======== GIVEN DATA
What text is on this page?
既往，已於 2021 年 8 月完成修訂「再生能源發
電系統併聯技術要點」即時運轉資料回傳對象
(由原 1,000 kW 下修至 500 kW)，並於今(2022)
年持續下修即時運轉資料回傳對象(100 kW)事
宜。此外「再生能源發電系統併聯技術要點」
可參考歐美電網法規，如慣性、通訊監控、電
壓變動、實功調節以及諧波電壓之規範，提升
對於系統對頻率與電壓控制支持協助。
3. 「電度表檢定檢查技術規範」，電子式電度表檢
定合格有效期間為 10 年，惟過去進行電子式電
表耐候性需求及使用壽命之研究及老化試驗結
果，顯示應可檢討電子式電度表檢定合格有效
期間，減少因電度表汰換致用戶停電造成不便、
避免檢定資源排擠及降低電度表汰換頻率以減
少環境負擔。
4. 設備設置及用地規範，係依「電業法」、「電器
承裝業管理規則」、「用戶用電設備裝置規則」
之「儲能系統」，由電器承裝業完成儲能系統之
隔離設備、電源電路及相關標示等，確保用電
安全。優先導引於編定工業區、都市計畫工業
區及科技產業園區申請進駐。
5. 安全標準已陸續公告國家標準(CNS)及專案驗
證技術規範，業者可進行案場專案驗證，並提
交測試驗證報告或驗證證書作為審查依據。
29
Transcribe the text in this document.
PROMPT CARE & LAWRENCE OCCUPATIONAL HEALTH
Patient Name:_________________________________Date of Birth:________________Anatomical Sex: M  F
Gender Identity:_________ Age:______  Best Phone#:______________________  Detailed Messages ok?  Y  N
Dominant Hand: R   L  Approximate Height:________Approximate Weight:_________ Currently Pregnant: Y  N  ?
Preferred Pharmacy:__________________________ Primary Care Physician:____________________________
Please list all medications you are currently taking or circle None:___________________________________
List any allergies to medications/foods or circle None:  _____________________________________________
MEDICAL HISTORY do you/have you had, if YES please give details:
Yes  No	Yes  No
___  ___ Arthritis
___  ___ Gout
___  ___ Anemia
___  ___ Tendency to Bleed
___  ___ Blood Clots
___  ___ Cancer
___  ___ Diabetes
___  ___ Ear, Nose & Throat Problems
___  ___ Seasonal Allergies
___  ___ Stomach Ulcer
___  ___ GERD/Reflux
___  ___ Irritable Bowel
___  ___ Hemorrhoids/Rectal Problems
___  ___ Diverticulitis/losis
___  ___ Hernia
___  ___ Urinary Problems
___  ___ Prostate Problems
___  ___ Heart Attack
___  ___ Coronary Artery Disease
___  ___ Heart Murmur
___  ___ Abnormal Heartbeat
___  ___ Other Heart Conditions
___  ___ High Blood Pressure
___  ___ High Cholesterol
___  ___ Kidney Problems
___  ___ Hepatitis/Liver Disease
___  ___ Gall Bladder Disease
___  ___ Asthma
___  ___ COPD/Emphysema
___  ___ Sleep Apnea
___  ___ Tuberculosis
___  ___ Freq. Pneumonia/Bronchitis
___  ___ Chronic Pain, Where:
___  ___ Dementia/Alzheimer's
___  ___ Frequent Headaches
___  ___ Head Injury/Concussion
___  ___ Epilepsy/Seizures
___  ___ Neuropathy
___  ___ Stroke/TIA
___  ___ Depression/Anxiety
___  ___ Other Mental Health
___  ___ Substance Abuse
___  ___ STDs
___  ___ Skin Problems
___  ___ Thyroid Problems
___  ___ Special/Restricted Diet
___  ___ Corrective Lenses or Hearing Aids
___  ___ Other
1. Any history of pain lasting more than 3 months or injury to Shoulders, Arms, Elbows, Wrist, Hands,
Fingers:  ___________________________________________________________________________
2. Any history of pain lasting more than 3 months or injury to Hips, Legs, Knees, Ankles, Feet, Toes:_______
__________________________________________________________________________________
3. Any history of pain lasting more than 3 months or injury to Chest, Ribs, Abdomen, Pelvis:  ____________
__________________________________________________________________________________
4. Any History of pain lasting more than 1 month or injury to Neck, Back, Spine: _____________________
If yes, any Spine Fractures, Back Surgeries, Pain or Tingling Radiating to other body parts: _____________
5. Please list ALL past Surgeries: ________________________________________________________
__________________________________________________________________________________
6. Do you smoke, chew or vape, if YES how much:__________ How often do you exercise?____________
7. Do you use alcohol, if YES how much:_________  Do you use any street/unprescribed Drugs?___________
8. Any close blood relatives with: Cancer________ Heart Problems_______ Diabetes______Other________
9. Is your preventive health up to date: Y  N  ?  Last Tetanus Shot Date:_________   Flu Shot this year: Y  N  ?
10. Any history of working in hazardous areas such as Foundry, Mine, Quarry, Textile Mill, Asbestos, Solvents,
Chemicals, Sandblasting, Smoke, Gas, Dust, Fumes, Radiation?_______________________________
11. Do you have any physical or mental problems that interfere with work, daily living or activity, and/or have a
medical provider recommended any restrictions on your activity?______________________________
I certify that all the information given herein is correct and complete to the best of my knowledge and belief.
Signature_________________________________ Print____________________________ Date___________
================
• TASK: Gather each line in these records that contains the string "medications".

• OUTPUT OF THE EXERCISE:
Please list all medications you are currently taking or circle None:___________________________________
List any allergies to medications/foods or circle None:  _____________________________________________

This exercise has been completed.